** The request **
Gather each line containing the string "into" from these entries.

— START OF Records for processing —

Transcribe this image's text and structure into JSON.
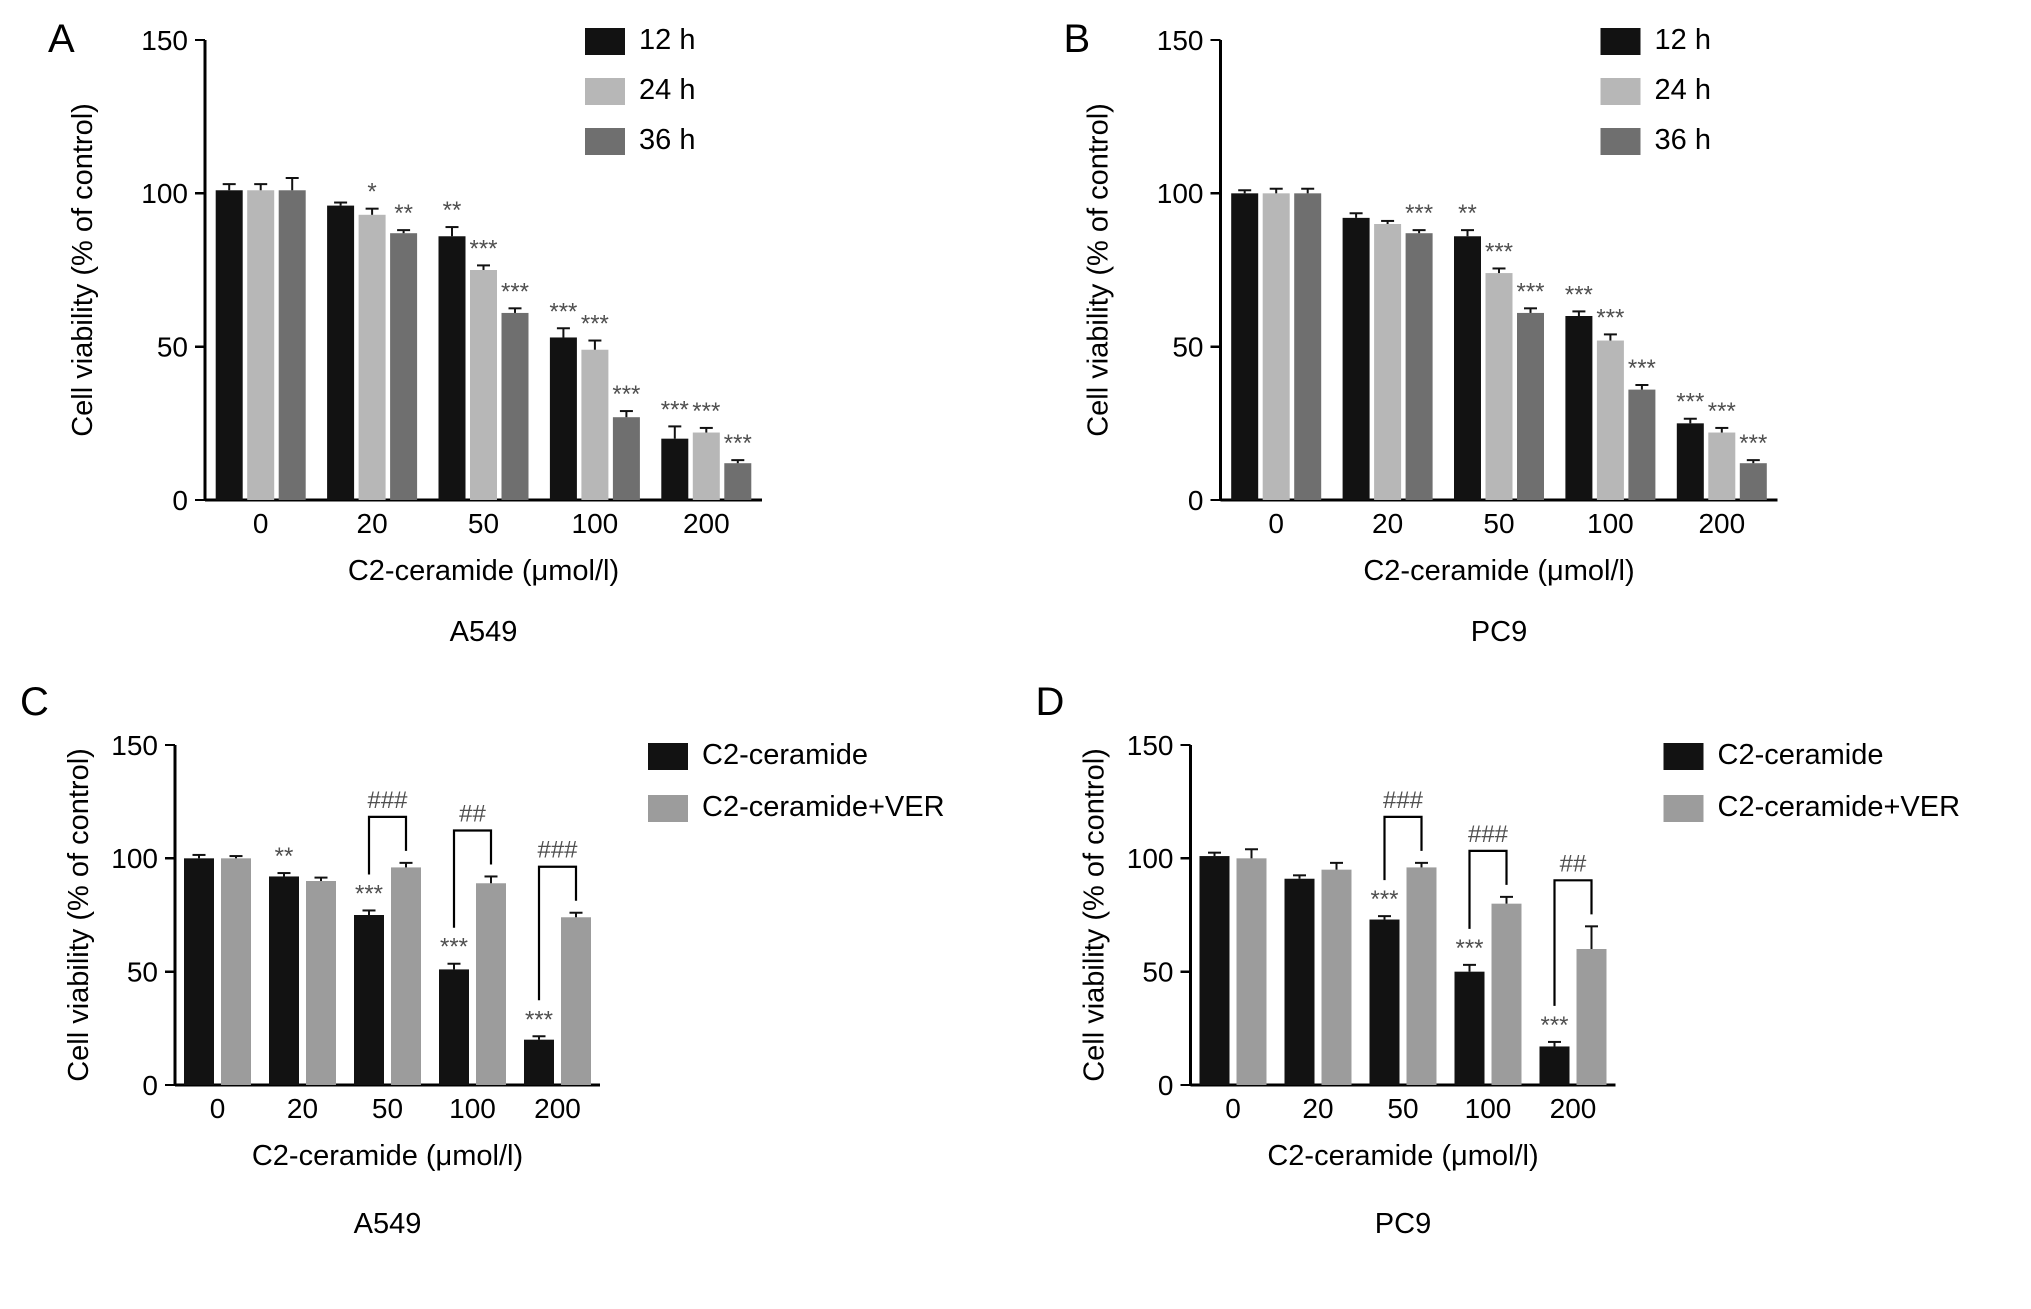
{
  "figure": {
    "background": "#ffffff",
    "colors": {
      "axis": "#000000",
      "annotation": "#4f4f4f",
      "error_bar": "#111111",
      "series_12h": "#121212",
      "series_24h": "#b7b7b7",
      "series_36h": "#6f6f6f",
      "series_c2": "#121212",
      "series_c2ver": "#9c9c9c"
    }
  },
  "chart_data": [
    {
      "id": "A",
      "type": "bar",
      "panel_label": "A",
      "title": "A549",
      "xlabel": "C2-ceramide (μmol/l)",
      "ylabel": "Cell viability (% of control)",
      "ylim": [
        0,
        150
      ],
      "yticks": [
        0,
        50,
        100,
        150
      ],
      "categories": [
        "0",
        "20",
        "50",
        "100",
        "200"
      ],
      "legend_position": "top-right",
      "grid": false,
      "series": [
        {
          "name": "12 h",
          "color_key": "series_12h",
          "values": [
            101,
            96,
            86,
            53,
            20
          ],
          "errors": [
            2,
            1,
            3,
            3,
            4
          ],
          "sig": [
            "",
            "",
            "**",
            "***",
            "***"
          ]
        },
        {
          "name": "24 h",
          "color_key": "series_24h",
          "values": [
            101,
            93,
            75,
            49,
            22
          ],
          "errors": [
            2,
            2,
            1.5,
            3,
            1.5
          ],
          "sig": [
            "",
            "*",
            "***",
            "***",
            "***"
          ]
        },
        {
          "name": "36 h",
          "color_key": "series_36h",
          "values": [
            101,
            87,
            61,
            27,
            12
          ],
          "errors": [
            4,
            1,
            1.5,
            2,
            1
          ],
          "sig": [
            "",
            "**",
            "***",
            "***",
            "***"
          ]
        }
      ]
    },
    {
      "id": "B",
      "type": "bar",
      "panel_label": "B",
      "title": "PC9",
      "xlabel": "C2-ceramide (μmol/l)",
      "ylabel": "Cell viability (% of control)",
      "ylim": [
        0,
        150
      ],
      "yticks": [
        0,
        50,
        100,
        150
      ],
      "categories": [
        "0",
        "20",
        "50",
        "100",
        "200"
      ],
      "legend_position": "top-right",
      "grid": false,
      "series": [
        {
          "name": "12 h",
          "color_key": "series_12h",
          "values": [
            100,
            92,
            86,
            60,
            25
          ],
          "errors": [
            1,
            1.5,
            2,
            1.5,
            1.5
          ],
          "sig": [
            "",
            "",
            "**",
            "***",
            "***"
          ]
        },
        {
          "name": "24 h",
          "color_key": "series_24h",
          "values": [
            100,
            90,
            74,
            52,
            22
          ],
          "errors": [
            1.5,
            1,
            1.5,
            2,
            1.5
          ],
          "sig": [
            "",
            "",
            "***",
            "***",
            "***"
          ]
        },
        {
          "name": "36 h",
          "color_key": "series_36h",
          "values": [
            100,
            87,
            61,
            36,
            12
          ],
          "errors": [
            1.5,
            1,
            1.5,
            1.5,
            1
          ],
          "sig": [
            "",
            "***",
            "***",
            "***",
            "***"
          ]
        }
      ]
    },
    {
      "id": "C",
      "type": "bar",
      "panel_label": "C",
      "title": "A549",
      "xlabel": "C2-ceramide (μmol/l)",
      "ylabel": "Cell viability (% of control)",
      "ylim": [
        0,
        150
      ],
      "yticks": [
        0,
        50,
        100,
        150
      ],
      "categories": [
        "0",
        "20",
        "50",
        "100",
        "200"
      ],
      "legend_position": "top-right-outside",
      "grid": false,
      "series": [
        {
          "name": "C2-ceramide",
          "color_key": "series_c2",
          "values": [
            100,
            92,
            75,
            51,
            20
          ],
          "errors": [
            1.5,
            1.5,
            2,
            2.5,
            1.5
          ],
          "sig": [
            "",
            "**",
            "***",
            "***",
            "***"
          ]
        },
        {
          "name": "C2-ceramide+VER",
          "color_key": "series_c2ver",
          "values": [
            100,
            90,
            96,
            89,
            74
          ],
          "errors": [
            1,
            1.5,
            2,
            3,
            2
          ],
          "sig": [
            "",
            "",
            "",
            "",
            ""
          ]
        }
      ],
      "brackets": [
        {
          "cat": 2,
          "label": "###"
        },
        {
          "cat": 3,
          "label": "##"
        },
        {
          "cat": 4,
          "label": "###"
        }
      ]
    },
    {
      "id": "D",
      "type": "bar",
      "panel_label": "D",
      "title": "PC9",
      "xlabel": "C2-ceramide (μmol/l)",
      "ylabel": "Cell viability (% of control)",
      "ylim": [
        0,
        150
      ],
      "yticks": [
        0,
        50,
        100,
        150
      ],
      "categories": [
        "0",
        "20",
        "50",
        "100",
        "200"
      ],
      "legend_position": "top-right-outside",
      "grid": false,
      "series": [
        {
          "name": "C2-ceramide",
          "color_key": "series_c2",
          "values": [
            101,
            91,
            73,
            50,
            17
          ],
          "errors": [
            1.5,
            1.5,
            1.5,
            3,
            2
          ],
          "sig": [
            "",
            "",
            "***",
            "***",
            "***"
          ]
        },
        {
          "name": "C2-ceramide+VER",
          "color_key": "series_c2ver",
          "values": [
            100,
            95,
            96,
            80,
            60
          ],
          "errors": [
            4,
            3,
            2,
            3,
            10
          ],
          "sig": [
            "",
            "",
            "",
            "",
            ""
          ]
        }
      ],
      "brackets": [
        {
          "cat": 2,
          "label": "###"
        },
        {
          "cat": 3,
          "label": "###"
        },
        {
          "cat": 4,
          "label": "##"
        }
      ]
    }
  ]
}
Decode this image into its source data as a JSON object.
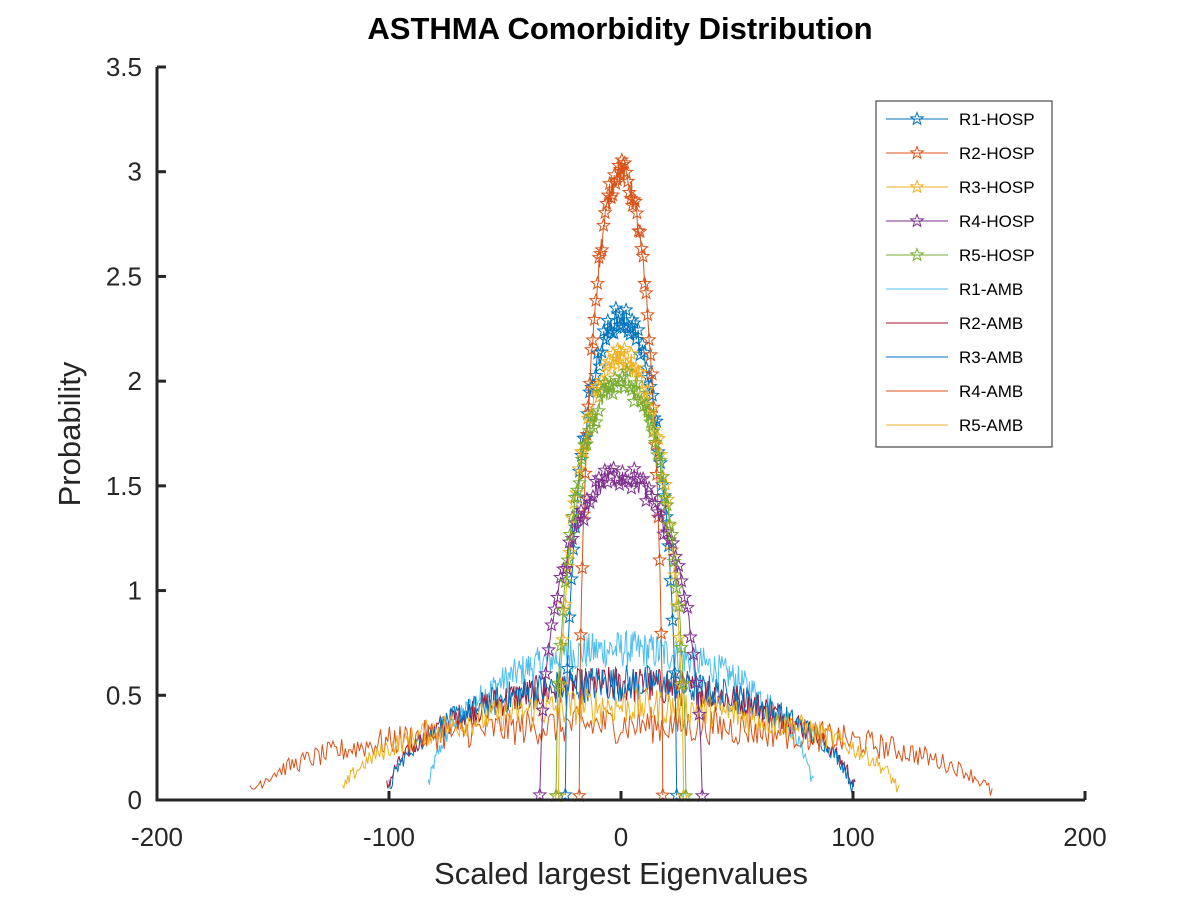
{
  "chart_data": {
    "type": "line",
    "title": "ASTHMA Comorbidity Distribution",
    "xlabel": "Scaled largest Eigenvalues",
    "ylabel": "Probability",
    "xlim": [
      -200,
      200
    ],
    "ylim": [
      0,
      3.5
    ],
    "xticks": [
      "-200",
      "-100",
      "0",
      "100",
      "200"
    ],
    "yticks": [
      "0",
      "0.5",
      "1",
      "1.5",
      "2",
      "2.5",
      "3",
      "3.5"
    ],
    "grid": false,
    "legend_position": "top-right",
    "series": [
      {
        "name": "R1-HOSP",
        "color": "#0072BD",
        "marker": "star",
        "center": 0,
        "peak": 2.3,
        "halfwidth": 24
      },
      {
        "name": "R2-HOSP",
        "color": "#D95319",
        "marker": "star",
        "center": 0,
        "peak": 3.0,
        "halfwidth": 18
      },
      {
        "name": "R3-HOSP",
        "color": "#EDB120",
        "marker": "star",
        "center": 0,
        "peak": 2.1,
        "halfwidth": 27
      },
      {
        "name": "R4-HOSP",
        "color": "#7E2F8E",
        "marker": "star",
        "center": 0,
        "peak": 1.55,
        "halfwidth": 35
      },
      {
        "name": "R5-HOSP",
        "color": "#77AC30",
        "marker": "star",
        "center": 0,
        "peak": 2.0,
        "halfwidth": 28
      },
      {
        "name": "R1-AMB",
        "color": "#4DBEEE",
        "marker": "none",
        "center": 0,
        "peak": 0.72,
        "halfwidth": 83
      },
      {
        "name": "R2-AMB",
        "color": "#A2142F",
        "marker": "none",
        "center": 0,
        "peak": 0.55,
        "halfwidth": 101
      },
      {
        "name": "R3-AMB",
        "color": "#0072BD",
        "marker": "none",
        "center": 0,
        "peak": 0.56,
        "halfwidth": 100
      },
      {
        "name": "R4-AMB",
        "color": "#D95319",
        "marker": "none",
        "center": 0,
        "peak": 0.36,
        "halfwidth": 160
      },
      {
        "name": "R5-AMB",
        "color": "#EDB120",
        "marker": "none",
        "center": 0,
        "peak": 0.45,
        "halfwidth": 120
      }
    ]
  }
}
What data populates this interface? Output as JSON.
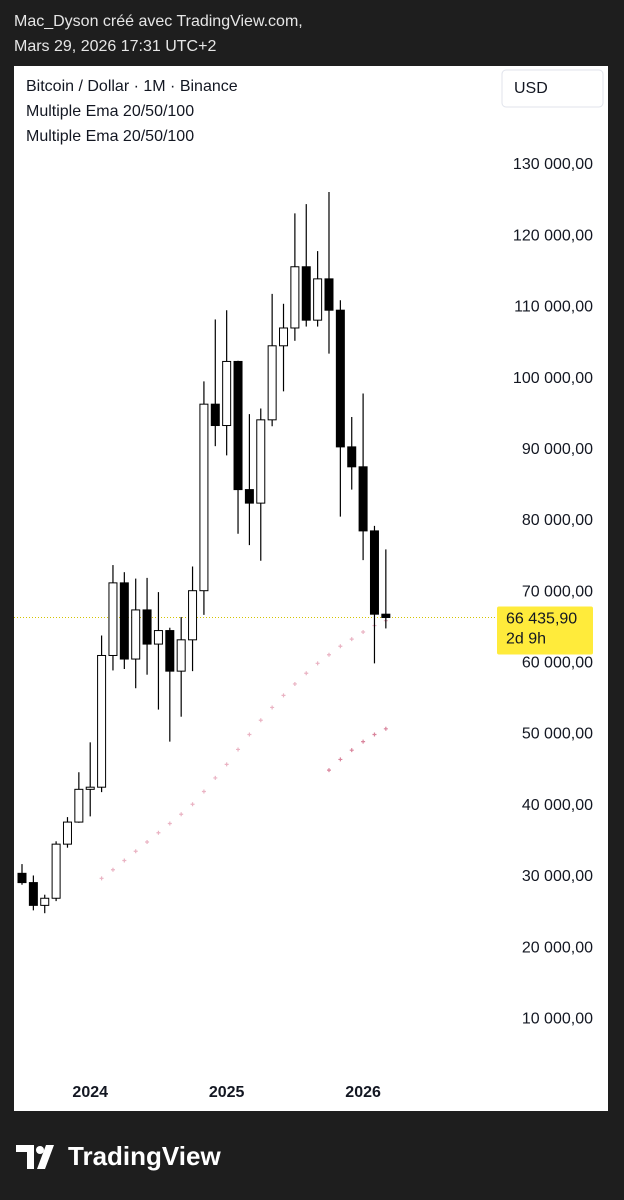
{
  "header": {
    "line1": "Mac_Dyson créé avec TradingView.com,",
    "line2": "Mars 29, 2026 17:31 UTC+2"
  },
  "chart_data": {
    "type": "candlestick",
    "legend": [
      "Bitcoin / Dollar · 1M · Binance",
      "Multiple Ema 20/50/100",
      "Multiple Ema 20/50/100"
    ],
    "currency_button": "USD",
    "categories": [
      null,
      null,
      null,
      null,
      null,
      null,
      "2024",
      null,
      null,
      null,
      null,
      null,
      null,
      null,
      null,
      null,
      null,
      null,
      "2025",
      null,
      null,
      null,
      null,
      null,
      null,
      null,
      null,
      null,
      null,
      null,
      "2026",
      null,
      null
    ],
    "open": [
      30500,
      29200,
      26000,
      27000,
      34600,
      37700,
      42300,
      42600,
      61100,
      71300,
      60600,
      67500,
      62700,
      64600,
      58900,
      63300,
      70200,
      96400,
      93400,
      102400,
      84400,
      82500,
      94200,
      104600,
      107100,
      115700,
      108200,
      114000,
      109600,
      90400,
      87600,
      78600,
      66900
    ],
    "high": [
      31800,
      30200,
      27500,
      35000,
      38400,
      44700,
      48900,
      63900,
      73800,
      72800,
      71900,
      72000,
      70000,
      65000,
      66500,
      73600,
      99600,
      108300,
      109600,
      102500,
      95000,
      95800,
      111900,
      110500,
      123200,
      124500,
      117900,
      126200,
      111000,
      94600,
      97900,
      79300,
      76000
    ],
    "low": [
      28900,
      25300,
      24900,
      26600,
      34100,
      37600,
      38500,
      41900,
      59000,
      59200,
      56500,
      58400,
      53500,
      49000,
      52500,
      58900,
      66800,
      90500,
      89200,
      78200,
      76600,
      74400,
      93300,
      98200,
      105300,
      107300,
      107300,
      103500,
      80600,
      84400,
      74500,
      60000,
      64900
    ],
    "close": [
      29200,
      26000,
      27000,
      34600,
      37700,
      42300,
      42600,
      61100,
      71300,
      60600,
      67500,
      62700,
      64600,
      58900,
      63300,
      70200,
      96400,
      93400,
      102400,
      84400,
      82500,
      94200,
      104600,
      107100,
      115700,
      108200,
      114000,
      109600,
      90400,
      87600,
      78600,
      66900,
      66435.9
    ],
    "up_color": "#ffffff",
    "down_color": "#000000",
    "border_color": "#000000",
    "ema_series": [
      {
        "color": "#eab3c3",
        "values": [
          null,
          null,
          null,
          null,
          null,
          null,
          null,
          29800,
          31000,
          32300,
          33600,
          34900,
          36200,
          37500,
          38800,
          40200,
          42000,
          43900,
          45800,
          47900,
          50000,
          52000,
          53800,
          55500,
          57100,
          58600,
          60000,
          61200,
          62400,
          63400,
          64400,
          65300,
          66000
        ]
      },
      {
        "color": "#d9849c",
        "values": [
          null,
          null,
          null,
          null,
          null,
          null,
          null,
          null,
          null,
          null,
          null,
          null,
          null,
          null,
          null,
          null,
          null,
          null,
          null,
          null,
          null,
          null,
          null,
          null,
          null,
          null,
          null,
          45000,
          46500,
          47800,
          49000,
          50000,
          50800
        ]
      }
    ],
    "ylim": [
      4000,
      138000
    ],
    "yticks": [
      {
        "value": 10000,
        "label": "10 000,00"
      },
      {
        "value": 20000,
        "label": "20 000,00"
      },
      {
        "value": 30000,
        "label": "30 000,00"
      },
      {
        "value": 40000,
        "label": "40 000,00"
      },
      {
        "value": 50000,
        "label": "50 000,00"
      },
      {
        "value": 60000,
        "label": "60 000,00"
      },
      {
        "value": 70000,
        "label": "70 000,00"
      },
      {
        "value": 80000,
        "label": "80 000,00"
      },
      {
        "value": 90000,
        "label": "90 000,00"
      },
      {
        "value": 100000,
        "label": "100 000,00"
      },
      {
        "value": 110000,
        "label": "110 000,00"
      },
      {
        "value": 120000,
        "label": "120 000,00"
      },
      {
        "value": 130000,
        "label": "130 000,00"
      }
    ],
    "last_price": {
      "value": 66435.9,
      "label": "66 435,90",
      "countdown": "2d 9h",
      "color": "#ffeb3b"
    }
  },
  "footer": {
    "brand": "TradingView"
  }
}
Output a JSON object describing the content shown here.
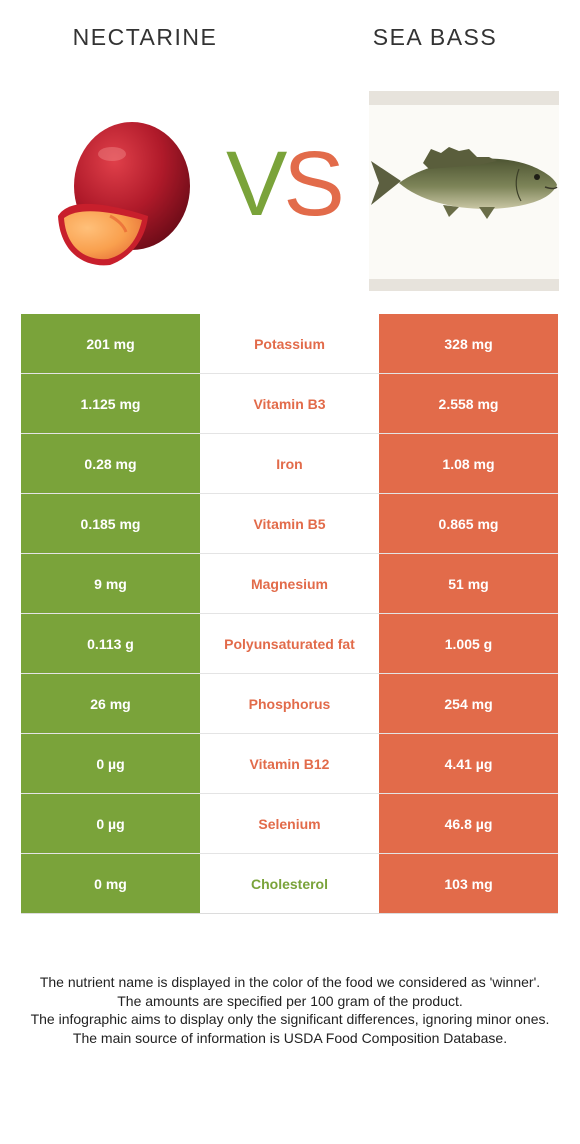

— END OF Records for processing —

** Solution to the exercise **
Transcribe this image's text and structure into JSON.
Decode this image into its source data as a JSON object.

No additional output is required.